Start of Dataset entries
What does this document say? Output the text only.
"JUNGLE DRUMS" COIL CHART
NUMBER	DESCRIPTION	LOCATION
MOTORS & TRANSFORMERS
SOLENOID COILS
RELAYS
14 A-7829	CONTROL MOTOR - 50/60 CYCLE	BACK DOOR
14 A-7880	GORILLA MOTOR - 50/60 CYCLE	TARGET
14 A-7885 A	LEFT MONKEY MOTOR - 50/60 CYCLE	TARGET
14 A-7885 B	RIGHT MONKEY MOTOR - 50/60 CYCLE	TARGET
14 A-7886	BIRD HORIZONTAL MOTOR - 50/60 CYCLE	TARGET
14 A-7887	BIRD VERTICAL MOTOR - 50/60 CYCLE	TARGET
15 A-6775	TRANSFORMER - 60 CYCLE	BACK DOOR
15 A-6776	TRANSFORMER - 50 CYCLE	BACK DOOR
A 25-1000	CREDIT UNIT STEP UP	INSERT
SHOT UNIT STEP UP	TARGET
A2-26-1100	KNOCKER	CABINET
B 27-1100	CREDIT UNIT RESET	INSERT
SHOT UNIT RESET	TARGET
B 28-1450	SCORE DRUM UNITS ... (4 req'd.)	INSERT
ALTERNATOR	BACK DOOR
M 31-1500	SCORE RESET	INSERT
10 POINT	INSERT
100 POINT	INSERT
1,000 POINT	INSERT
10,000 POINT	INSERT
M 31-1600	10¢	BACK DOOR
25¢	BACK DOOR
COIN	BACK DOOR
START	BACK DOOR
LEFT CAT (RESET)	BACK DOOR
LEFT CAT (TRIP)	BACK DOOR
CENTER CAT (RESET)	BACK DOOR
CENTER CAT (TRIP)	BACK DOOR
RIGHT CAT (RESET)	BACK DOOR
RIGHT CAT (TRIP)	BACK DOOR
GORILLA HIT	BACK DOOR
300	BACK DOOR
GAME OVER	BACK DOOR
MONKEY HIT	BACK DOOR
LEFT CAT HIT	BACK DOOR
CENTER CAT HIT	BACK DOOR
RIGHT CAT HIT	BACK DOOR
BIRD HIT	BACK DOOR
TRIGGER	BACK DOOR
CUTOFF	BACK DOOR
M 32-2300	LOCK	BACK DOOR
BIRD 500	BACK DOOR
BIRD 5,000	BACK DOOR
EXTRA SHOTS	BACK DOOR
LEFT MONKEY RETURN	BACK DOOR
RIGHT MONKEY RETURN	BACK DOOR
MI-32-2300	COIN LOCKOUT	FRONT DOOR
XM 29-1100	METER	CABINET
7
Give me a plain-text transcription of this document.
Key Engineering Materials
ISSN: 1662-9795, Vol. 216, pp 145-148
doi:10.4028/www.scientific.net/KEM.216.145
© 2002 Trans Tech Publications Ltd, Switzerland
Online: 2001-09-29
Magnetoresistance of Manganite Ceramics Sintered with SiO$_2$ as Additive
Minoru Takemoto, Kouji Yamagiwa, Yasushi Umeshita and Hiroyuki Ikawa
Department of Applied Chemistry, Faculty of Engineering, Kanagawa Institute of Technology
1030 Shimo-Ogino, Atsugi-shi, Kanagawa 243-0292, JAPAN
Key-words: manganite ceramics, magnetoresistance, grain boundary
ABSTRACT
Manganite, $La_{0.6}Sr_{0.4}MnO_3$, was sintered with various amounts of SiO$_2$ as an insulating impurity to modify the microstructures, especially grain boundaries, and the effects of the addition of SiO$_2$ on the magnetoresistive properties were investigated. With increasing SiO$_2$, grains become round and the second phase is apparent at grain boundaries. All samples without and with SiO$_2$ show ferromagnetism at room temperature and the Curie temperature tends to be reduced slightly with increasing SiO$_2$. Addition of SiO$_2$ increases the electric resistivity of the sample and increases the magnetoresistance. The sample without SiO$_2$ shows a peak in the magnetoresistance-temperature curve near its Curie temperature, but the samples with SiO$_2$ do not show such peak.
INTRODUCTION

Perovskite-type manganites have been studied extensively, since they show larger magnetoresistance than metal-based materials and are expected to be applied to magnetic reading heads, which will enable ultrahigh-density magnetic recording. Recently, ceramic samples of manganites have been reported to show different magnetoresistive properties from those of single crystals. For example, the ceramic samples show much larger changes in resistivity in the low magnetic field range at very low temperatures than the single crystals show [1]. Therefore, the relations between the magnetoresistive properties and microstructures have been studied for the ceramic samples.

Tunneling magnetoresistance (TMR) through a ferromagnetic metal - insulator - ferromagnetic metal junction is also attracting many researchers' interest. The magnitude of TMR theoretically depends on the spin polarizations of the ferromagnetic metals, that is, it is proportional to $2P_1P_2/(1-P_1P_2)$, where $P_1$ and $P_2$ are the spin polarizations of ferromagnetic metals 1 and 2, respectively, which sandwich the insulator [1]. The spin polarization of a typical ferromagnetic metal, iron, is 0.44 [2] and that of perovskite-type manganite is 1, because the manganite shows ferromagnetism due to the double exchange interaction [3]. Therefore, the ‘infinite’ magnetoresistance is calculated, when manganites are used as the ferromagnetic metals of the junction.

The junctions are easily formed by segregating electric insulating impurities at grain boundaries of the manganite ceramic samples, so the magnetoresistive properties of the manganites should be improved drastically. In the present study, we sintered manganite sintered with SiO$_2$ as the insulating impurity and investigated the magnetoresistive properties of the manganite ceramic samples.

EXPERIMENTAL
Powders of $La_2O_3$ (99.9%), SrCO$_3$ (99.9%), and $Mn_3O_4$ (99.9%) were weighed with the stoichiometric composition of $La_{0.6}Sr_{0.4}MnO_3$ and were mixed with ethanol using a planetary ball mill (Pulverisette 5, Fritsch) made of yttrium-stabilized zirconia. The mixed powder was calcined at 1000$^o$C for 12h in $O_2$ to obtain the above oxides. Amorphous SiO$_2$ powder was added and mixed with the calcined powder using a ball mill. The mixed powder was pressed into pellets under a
End of Dataset entries
» **Exercise brief**
Scan the listing above and copy all lines containing the word "CABINET".

» **Problem solution**
A2-26-1100	KNOCKER	CABINET
XM 29-1100	METER	CABINET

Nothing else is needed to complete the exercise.